-- Begin RECORDED DATA --

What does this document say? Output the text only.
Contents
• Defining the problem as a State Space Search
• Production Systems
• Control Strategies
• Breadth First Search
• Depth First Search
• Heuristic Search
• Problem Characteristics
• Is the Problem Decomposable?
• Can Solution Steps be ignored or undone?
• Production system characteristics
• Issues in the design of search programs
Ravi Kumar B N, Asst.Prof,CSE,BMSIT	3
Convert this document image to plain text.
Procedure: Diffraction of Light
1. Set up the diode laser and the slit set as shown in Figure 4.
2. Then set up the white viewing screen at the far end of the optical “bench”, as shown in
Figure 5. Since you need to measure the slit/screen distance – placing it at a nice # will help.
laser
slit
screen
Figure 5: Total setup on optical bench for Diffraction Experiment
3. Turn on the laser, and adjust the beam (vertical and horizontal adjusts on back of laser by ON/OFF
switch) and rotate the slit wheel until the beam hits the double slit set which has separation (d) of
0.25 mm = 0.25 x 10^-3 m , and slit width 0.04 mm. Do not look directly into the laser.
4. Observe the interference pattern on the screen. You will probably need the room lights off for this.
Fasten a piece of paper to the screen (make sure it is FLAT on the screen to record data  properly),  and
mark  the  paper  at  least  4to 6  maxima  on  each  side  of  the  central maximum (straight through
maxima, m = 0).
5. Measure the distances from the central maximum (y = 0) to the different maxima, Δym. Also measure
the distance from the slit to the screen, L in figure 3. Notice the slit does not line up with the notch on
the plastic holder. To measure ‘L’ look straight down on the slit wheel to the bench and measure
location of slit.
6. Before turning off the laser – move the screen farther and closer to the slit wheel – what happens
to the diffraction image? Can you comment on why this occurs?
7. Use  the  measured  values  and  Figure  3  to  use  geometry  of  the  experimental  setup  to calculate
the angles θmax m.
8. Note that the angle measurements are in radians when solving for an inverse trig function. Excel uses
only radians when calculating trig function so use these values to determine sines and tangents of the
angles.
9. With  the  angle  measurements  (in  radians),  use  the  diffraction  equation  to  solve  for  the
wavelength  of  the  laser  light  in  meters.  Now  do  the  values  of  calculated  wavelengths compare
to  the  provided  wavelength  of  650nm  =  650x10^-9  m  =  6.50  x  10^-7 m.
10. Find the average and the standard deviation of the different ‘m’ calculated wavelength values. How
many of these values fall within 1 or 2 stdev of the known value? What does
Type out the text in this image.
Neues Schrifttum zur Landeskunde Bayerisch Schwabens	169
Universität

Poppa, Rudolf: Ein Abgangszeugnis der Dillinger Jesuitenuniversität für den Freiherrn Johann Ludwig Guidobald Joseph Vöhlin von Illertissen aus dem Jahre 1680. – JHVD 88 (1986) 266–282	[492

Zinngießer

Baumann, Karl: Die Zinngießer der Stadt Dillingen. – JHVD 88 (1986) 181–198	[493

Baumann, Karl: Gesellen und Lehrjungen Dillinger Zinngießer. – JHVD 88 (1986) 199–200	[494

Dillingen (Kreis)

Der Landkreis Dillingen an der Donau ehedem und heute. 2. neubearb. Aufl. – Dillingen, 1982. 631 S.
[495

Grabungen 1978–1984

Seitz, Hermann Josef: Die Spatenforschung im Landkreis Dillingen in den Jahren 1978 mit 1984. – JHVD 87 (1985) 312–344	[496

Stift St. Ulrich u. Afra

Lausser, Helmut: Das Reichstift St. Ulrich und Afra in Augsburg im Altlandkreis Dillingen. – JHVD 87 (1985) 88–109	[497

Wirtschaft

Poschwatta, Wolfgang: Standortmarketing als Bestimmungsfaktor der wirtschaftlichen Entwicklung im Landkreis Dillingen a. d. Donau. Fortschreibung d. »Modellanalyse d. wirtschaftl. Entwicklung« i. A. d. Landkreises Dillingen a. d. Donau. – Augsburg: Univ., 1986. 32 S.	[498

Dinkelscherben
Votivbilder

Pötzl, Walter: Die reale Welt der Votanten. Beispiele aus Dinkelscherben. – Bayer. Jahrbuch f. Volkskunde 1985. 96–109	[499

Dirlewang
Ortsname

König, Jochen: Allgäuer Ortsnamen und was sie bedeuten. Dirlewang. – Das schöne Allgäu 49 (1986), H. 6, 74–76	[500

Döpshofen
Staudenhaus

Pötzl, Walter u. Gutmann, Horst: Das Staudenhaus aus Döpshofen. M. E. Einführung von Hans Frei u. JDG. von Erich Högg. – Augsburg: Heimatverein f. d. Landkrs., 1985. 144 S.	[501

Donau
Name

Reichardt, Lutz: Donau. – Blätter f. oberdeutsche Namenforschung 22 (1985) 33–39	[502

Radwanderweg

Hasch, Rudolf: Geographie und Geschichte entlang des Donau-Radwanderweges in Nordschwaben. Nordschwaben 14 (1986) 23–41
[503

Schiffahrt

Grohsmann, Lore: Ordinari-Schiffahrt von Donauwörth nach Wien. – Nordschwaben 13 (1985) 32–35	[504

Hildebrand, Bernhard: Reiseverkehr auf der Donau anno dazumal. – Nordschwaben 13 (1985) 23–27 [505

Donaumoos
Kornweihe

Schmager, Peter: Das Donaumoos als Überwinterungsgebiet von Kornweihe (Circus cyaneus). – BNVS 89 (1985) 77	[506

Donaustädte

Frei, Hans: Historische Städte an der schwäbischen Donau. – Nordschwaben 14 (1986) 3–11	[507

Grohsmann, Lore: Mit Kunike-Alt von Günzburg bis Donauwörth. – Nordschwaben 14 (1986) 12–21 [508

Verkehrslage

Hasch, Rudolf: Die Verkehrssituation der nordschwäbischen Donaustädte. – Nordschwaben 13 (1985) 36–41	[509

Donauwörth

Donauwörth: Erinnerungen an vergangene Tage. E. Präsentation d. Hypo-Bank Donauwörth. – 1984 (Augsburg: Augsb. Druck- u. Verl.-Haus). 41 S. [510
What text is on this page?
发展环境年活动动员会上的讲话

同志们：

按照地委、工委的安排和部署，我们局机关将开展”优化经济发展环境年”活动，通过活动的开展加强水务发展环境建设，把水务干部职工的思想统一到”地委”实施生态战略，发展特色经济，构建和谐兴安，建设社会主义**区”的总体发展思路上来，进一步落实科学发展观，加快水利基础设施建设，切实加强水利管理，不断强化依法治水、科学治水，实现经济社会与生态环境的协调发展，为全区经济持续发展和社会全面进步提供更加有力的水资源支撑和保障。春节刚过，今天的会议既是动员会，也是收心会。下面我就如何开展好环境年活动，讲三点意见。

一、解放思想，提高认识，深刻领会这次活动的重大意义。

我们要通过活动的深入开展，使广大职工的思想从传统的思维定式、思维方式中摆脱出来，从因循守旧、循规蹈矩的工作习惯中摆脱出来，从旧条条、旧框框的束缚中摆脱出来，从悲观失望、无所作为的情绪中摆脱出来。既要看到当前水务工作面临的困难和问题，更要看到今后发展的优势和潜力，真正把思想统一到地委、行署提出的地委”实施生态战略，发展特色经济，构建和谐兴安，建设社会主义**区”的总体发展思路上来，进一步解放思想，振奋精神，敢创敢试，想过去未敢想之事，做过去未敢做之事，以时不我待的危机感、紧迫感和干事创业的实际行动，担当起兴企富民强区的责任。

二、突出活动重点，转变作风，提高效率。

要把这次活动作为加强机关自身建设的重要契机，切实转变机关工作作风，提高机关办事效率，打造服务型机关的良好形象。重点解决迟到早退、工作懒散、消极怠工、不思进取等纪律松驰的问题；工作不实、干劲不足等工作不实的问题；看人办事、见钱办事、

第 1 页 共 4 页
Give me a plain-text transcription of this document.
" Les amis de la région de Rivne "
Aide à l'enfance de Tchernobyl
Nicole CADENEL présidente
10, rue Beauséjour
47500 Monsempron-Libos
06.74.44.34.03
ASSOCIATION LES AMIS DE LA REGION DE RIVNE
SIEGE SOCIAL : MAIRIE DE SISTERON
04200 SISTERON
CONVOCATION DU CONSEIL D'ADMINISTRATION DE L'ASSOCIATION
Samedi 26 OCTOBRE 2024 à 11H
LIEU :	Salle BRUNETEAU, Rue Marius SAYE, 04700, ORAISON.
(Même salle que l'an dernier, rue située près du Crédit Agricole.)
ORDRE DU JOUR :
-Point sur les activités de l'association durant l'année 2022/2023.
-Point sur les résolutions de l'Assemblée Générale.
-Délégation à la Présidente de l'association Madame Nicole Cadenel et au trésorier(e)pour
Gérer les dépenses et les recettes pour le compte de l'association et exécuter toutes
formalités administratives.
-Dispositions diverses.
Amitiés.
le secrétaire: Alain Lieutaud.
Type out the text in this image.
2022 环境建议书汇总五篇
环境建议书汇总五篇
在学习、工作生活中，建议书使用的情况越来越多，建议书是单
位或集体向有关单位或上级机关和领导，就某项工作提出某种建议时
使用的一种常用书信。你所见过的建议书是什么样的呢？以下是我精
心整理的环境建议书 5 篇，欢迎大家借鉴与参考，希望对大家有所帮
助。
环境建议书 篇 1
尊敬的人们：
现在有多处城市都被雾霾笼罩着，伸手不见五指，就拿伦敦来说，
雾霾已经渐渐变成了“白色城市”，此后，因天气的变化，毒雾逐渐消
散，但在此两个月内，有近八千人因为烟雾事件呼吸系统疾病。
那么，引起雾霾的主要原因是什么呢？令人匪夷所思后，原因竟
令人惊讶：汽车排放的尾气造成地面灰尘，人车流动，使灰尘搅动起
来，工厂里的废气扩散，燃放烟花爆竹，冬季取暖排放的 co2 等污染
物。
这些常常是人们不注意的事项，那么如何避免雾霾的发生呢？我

-- End RECORDED DATA --

WHAT TO WORK ON:
How many lines in the listing above contain the string "plain"? Answer with the number only.

REPLY TO THE TASK:
2